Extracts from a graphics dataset

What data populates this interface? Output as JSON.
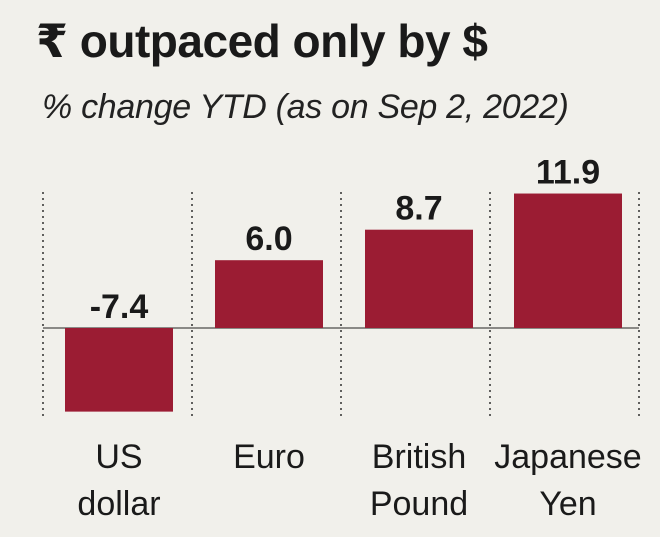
{
  "title": "₹ outpaced only by $",
  "subtitle": "% change YTD (as on Sep 2, 2022)",
  "colors": {
    "bar": "#9b1c33",
    "background": "#f1f0eb",
    "divider": "#222222"
  },
  "chart_data": {
    "type": "bar",
    "title": "₹ outpaced only by $",
    "subtitle": "% change YTD (as on Sep 2, 2022)",
    "categories": [
      [
        "US",
        "dollar"
      ],
      [
        "Euro"
      ],
      [
        "British",
        "Pound"
      ],
      [
        "Japanese",
        "Yen"
      ]
    ],
    "values": [
      -7.4,
      6.0,
      8.7,
      11.9
    ],
    "value_labels": [
      "-7.4",
      "6.0",
      "8.7",
      "11.9"
    ],
    "xlabel": "",
    "ylabel": "",
    "ylim": [
      -7.4,
      11.9
    ],
    "grid": false,
    "legend": "none"
  }
}
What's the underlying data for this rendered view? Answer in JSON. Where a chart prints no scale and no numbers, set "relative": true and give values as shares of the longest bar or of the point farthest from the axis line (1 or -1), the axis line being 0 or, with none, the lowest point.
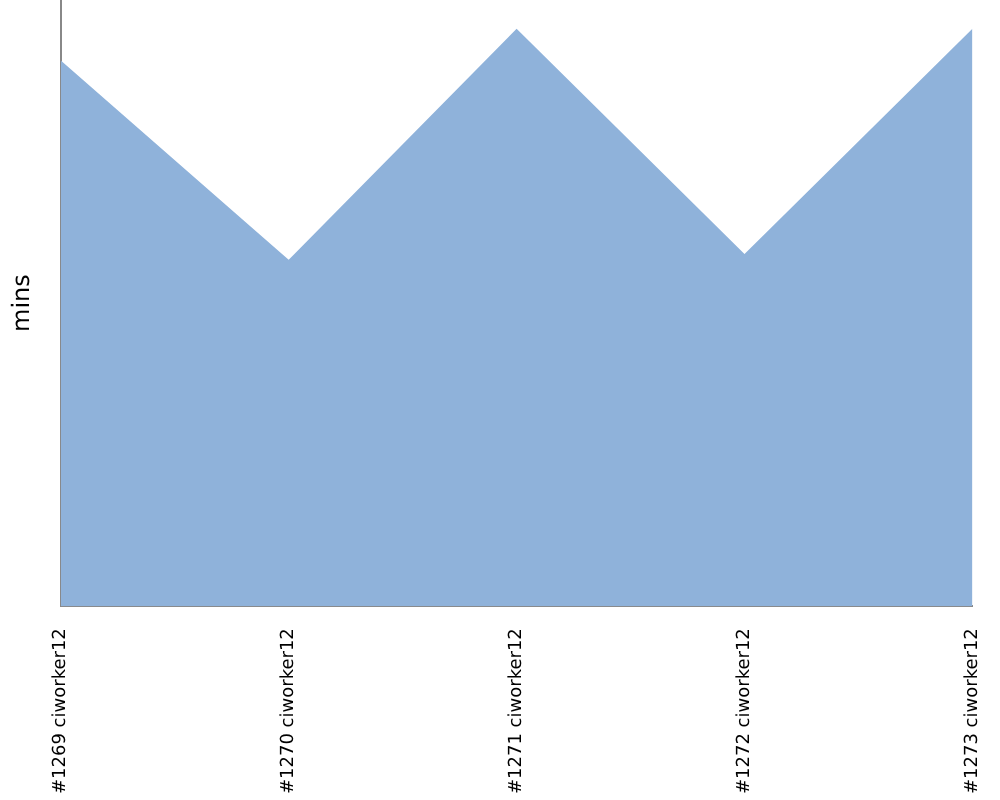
{
  "chart_data": {
    "type": "area",
    "relative": true,
    "ylabel": "mins",
    "categories": [
      "#1269 ciworker12",
      "#1270 ciworker12",
      "#1271 ciworker12",
      "#1272 ciworker12",
      "#1273 ciworker12"
    ],
    "series": [
      {
        "color": "#8fb2da",
        "values": [
          0.945,
          0.6,
          1,
          0.61,
          1
        ]
      }
    ],
    "grid": false,
    "legend": false
  }
}
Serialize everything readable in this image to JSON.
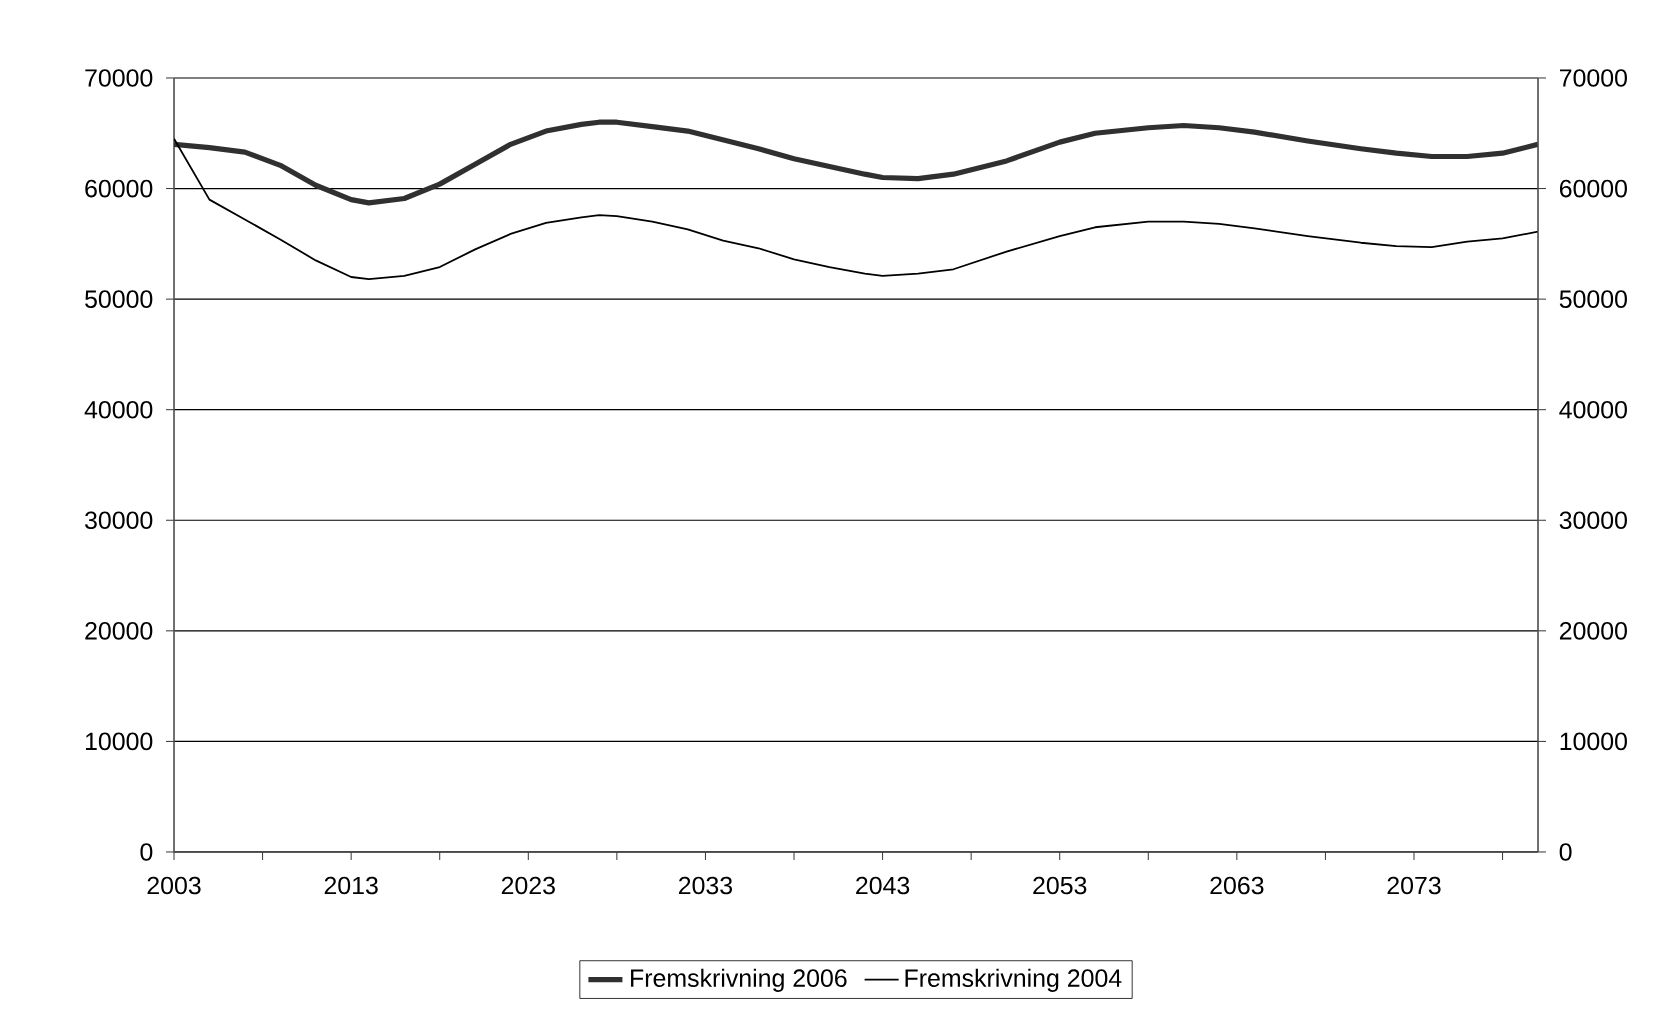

▶ _GIVEN TASK_: Transcribe the entries above verbatim, omitting their pictures.

▶ _ANSWER FOR THIS EXERCISE_:
What data populates this interface? Output as JSON.
{
  "title": "₹ outpaced only by $",
  "subtitle": "% change YTD (as on Sep 2, 2022)",
  "colors": {
    "bar": "#9b1c33",
    "background": "#f1f0eb",
    "divider": "#222222"
  },
  "chart_data": {
    "type": "bar",
    "title": "₹ outpaced only by $",
    "subtitle": "% change YTD (as on Sep 2, 2022)",
    "categories": [
      [
        "US",
        "dollar"
      ],
      [
        "Euro"
      ],
      [
        "British",
        "Pound"
      ],
      [
        "Japanese",
        "Yen"
      ]
    ],
    "values": [
      -7.4,
      6.0,
      8.7,
      11.9
    ],
    "value_labels": [
      "-7.4",
      "6.0",
      "8.7",
      "11.9"
    ],
    "xlabel": "",
    "ylabel": "",
    "ylim": [
      -7.4,
      11.9
    ],
    "grid": false,
    "legend": "none"
  }
}
What's the underlying data for this rendered view? Answer in JSON. Where a chart prints no scale and no numbers, set "relative": true and give values as shares of the longest bar or of the point farthest from the axis line (1 or -1), the axis line being 0 or, with none, the lowest point.
{
  "chart_data": {
    "type": "area",
    "relative": true,
    "ylabel": "mins",
    "categories": [
      "#1269 ciworker12",
      "#1270 ciworker12",
      "#1271 ciworker12",
      "#1272 ciworker12",
      "#1273 ciworker12"
    ],
    "series": [
      {
        "color": "#8fb2da",
        "values": [
          0.945,
          0.6,
          1,
          0.61,
          1
        ]
      }
    ],
    "grid": false,
    "legend": false
  }
}
Serialize everything readable in this image to JSON.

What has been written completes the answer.